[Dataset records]
● ● ● ● ●

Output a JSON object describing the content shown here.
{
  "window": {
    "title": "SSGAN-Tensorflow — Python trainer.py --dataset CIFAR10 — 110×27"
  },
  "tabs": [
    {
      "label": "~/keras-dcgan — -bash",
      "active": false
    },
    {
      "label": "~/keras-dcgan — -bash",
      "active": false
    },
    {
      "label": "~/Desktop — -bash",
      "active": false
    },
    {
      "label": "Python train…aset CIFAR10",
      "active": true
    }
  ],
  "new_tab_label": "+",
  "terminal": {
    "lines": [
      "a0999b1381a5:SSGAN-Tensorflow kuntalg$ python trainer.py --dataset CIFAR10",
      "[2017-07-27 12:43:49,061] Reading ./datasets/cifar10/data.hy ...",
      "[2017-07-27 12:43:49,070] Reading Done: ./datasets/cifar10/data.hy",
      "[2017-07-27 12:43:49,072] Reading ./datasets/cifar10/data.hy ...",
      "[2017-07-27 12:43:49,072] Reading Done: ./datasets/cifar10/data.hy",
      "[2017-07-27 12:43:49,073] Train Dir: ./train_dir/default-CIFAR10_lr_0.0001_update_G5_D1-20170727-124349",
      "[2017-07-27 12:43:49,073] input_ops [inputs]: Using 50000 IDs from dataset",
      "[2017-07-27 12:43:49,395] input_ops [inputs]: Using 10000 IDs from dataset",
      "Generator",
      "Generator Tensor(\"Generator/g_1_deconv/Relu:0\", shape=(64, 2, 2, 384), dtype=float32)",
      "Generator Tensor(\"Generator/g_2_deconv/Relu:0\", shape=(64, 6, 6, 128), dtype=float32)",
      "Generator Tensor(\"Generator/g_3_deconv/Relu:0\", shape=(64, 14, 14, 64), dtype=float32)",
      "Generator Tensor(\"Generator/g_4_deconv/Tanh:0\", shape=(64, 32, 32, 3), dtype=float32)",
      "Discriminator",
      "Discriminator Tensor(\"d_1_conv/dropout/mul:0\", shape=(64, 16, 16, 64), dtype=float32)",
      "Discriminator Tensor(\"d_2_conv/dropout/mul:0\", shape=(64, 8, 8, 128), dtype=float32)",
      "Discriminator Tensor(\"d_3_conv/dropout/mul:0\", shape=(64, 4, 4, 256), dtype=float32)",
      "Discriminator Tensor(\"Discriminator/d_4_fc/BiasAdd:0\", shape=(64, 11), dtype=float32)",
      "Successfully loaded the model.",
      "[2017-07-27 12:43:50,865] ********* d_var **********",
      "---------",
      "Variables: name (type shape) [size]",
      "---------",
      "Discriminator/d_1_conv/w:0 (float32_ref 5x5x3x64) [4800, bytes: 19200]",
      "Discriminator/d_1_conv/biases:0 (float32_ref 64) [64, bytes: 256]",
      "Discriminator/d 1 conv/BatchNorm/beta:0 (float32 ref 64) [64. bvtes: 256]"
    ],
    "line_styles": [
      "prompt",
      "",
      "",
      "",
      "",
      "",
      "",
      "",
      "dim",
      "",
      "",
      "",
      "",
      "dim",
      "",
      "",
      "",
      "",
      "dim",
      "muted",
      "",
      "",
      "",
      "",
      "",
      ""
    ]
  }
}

● ● ● ● ●

- _Exercise prompt_:
Show every line from the entries above in which "Generator" appears.

- _Solution to the exercise_:
      "Generator",
      "Generator Tensor(\"Generator/g_1_deconv/Relu:0\", shape=(64, 2, 2, 384), dtype=float32)",
      "Generator Tensor(\"Generator/g_2_deconv/Relu:0\", shape=(64, 6, 6, 128), dtype=float32)",
      "Generator Tensor(\"Generator/g_3_deconv/Relu:0\", shape=(64, 14, 14, 64), dtype=float32)",
      "Generator Tensor(\"Generator/g_4_deconv/Tanh:0\", shape=(64, 32, 32, 3), dtype=float32)",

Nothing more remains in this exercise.